DO THIS: In the entries below, count each line holding the word "Last". Answer with the total alone.

_ _ _ _ _ _ _

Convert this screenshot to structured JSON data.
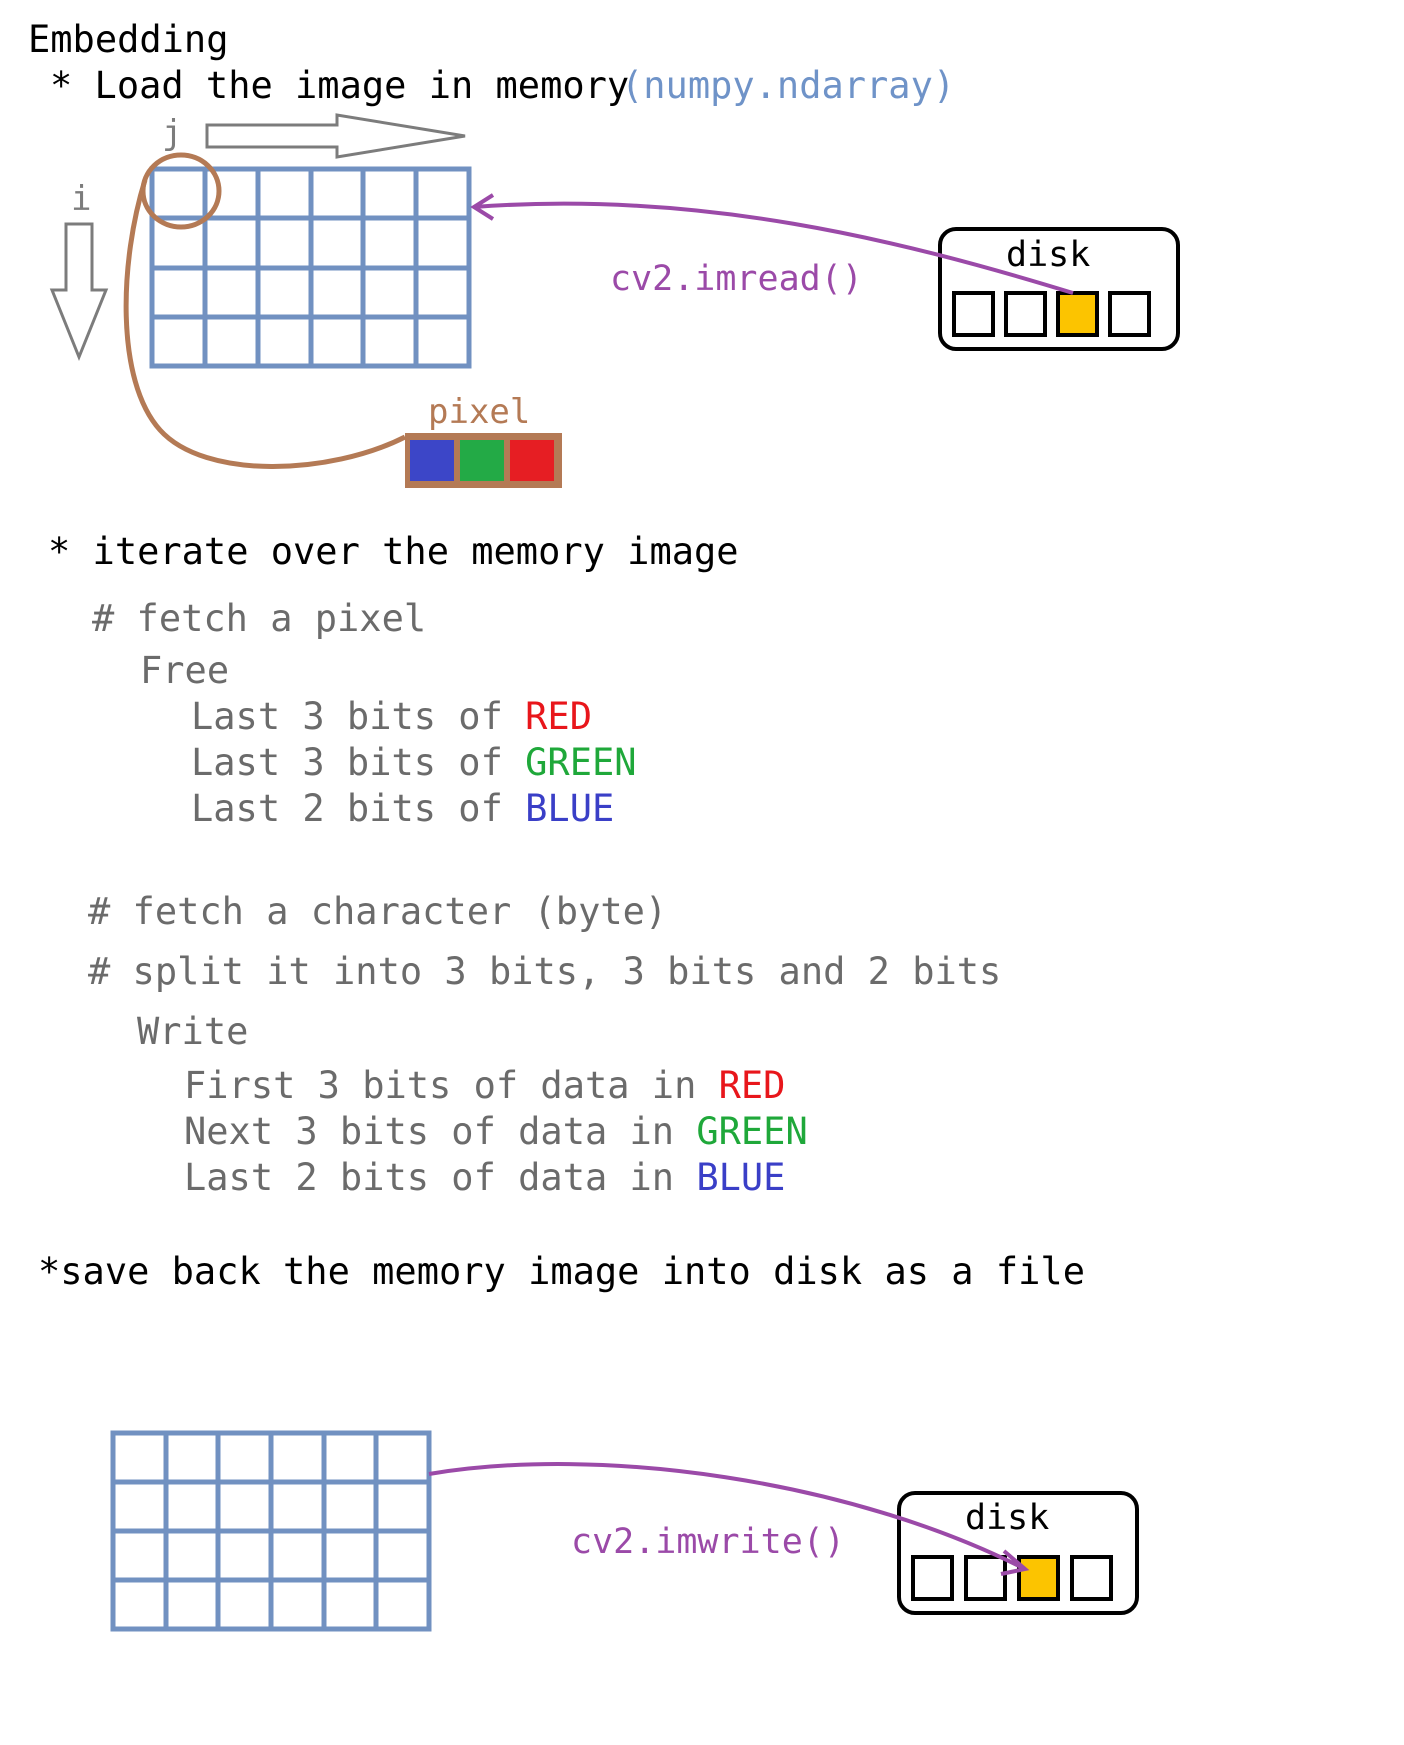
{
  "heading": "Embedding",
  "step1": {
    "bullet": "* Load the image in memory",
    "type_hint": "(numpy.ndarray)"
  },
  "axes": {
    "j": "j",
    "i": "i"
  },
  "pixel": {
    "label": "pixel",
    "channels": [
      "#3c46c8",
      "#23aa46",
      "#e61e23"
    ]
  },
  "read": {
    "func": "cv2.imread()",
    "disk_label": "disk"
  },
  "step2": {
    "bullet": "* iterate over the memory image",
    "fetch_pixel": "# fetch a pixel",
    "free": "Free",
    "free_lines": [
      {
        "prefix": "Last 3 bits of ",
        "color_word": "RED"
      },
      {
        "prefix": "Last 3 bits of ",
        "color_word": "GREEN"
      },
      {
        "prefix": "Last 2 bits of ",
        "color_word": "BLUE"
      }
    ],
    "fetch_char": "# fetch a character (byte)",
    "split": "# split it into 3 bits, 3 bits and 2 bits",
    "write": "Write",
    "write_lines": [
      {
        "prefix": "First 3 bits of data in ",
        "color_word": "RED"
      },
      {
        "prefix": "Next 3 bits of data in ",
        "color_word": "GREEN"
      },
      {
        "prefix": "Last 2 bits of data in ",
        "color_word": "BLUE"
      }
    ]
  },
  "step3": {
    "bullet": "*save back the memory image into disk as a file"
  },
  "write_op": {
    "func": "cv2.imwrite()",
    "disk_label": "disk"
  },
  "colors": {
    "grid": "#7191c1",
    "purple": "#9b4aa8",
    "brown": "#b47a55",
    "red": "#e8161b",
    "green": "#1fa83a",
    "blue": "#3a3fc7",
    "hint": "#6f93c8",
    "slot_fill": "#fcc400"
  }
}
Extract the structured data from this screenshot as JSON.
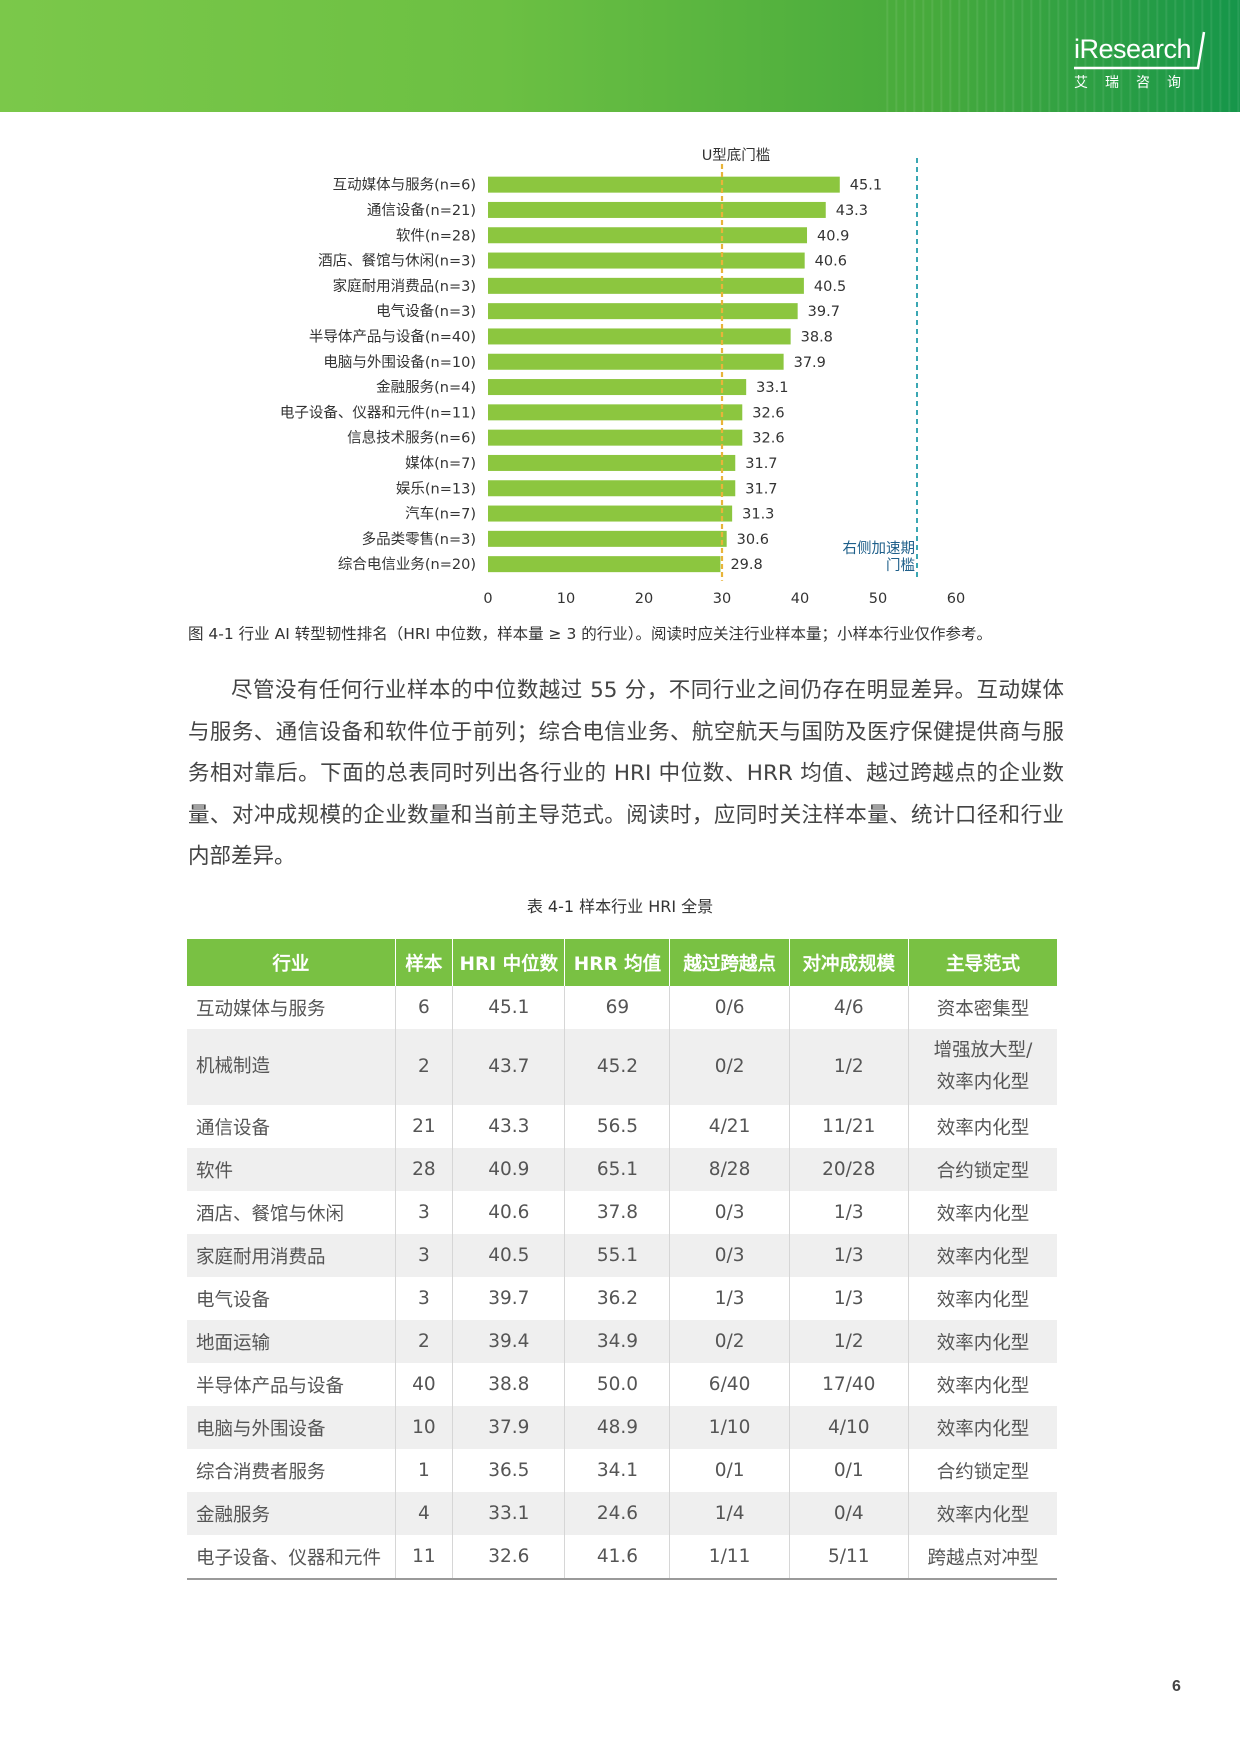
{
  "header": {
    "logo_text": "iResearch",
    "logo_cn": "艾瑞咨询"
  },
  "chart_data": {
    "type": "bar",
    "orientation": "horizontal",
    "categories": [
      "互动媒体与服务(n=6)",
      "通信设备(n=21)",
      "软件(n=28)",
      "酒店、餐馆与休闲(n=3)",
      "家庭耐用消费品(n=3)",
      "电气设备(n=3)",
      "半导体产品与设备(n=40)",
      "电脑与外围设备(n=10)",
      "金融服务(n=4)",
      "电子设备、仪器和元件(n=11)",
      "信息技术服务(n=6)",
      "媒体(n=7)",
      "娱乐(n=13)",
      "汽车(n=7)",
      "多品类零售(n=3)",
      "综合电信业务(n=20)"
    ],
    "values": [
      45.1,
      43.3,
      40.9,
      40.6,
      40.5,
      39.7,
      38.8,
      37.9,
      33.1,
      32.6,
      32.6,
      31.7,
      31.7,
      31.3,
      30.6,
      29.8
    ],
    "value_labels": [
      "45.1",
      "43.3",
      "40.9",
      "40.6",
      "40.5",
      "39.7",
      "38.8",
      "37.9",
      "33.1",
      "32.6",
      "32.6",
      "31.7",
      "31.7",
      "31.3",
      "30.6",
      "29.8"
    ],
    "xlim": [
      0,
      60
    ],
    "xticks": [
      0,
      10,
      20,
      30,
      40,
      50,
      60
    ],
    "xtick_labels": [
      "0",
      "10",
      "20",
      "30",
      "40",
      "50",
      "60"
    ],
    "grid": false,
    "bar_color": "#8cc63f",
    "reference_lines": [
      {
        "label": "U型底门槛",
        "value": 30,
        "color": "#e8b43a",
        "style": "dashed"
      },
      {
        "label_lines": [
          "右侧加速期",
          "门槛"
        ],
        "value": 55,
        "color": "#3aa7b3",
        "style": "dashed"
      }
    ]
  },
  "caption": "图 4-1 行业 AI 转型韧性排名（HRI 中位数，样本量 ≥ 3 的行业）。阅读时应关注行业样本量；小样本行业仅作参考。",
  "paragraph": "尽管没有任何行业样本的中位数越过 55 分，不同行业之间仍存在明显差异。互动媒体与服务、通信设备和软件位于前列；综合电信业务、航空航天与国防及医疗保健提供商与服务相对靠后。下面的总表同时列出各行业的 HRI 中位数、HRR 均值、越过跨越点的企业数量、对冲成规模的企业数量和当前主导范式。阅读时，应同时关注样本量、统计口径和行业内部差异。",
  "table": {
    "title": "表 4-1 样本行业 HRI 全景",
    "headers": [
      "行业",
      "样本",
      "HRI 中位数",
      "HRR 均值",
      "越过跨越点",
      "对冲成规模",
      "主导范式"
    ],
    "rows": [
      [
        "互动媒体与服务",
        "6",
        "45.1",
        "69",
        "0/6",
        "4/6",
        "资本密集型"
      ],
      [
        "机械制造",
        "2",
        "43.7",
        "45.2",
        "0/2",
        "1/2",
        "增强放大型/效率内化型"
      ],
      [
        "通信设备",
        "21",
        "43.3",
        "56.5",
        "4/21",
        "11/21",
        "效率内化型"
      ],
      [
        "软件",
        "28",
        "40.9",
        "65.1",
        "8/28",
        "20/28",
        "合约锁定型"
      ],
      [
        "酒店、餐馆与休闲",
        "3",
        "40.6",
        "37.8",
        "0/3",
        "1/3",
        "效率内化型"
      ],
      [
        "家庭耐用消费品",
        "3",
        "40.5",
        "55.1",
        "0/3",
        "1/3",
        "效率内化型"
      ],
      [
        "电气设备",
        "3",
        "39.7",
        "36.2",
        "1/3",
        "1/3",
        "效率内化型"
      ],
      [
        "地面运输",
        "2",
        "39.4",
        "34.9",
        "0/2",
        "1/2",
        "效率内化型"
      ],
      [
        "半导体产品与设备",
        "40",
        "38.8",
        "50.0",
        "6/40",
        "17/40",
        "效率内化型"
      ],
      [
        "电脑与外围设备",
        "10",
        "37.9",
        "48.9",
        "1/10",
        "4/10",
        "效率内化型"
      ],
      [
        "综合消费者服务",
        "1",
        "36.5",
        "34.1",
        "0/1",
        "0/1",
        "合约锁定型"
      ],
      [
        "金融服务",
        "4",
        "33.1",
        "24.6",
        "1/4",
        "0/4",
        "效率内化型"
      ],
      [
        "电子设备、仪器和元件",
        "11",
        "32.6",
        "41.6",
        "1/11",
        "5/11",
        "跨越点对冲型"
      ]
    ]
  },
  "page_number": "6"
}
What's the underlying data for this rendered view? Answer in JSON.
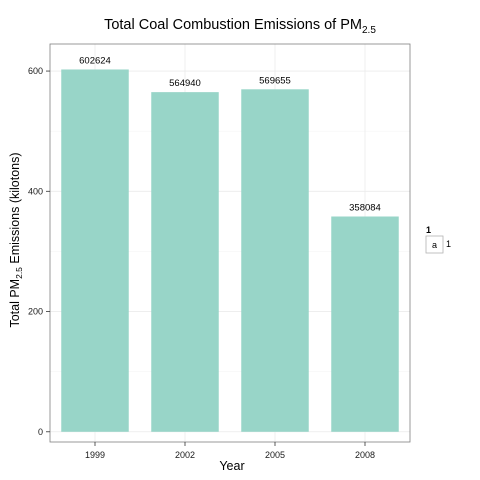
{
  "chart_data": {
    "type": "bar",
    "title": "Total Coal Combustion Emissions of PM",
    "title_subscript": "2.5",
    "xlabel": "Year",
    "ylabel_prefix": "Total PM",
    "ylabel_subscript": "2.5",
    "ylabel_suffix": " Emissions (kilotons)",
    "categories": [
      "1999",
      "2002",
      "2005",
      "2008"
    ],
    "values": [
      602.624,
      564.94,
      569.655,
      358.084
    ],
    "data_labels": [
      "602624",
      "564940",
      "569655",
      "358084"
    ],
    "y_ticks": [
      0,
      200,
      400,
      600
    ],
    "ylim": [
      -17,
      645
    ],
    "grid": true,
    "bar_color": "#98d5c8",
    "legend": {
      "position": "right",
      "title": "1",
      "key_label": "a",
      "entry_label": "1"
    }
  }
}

_ _ _ _ _ _ _

SOLUTION TO THIS EXERCISE: 4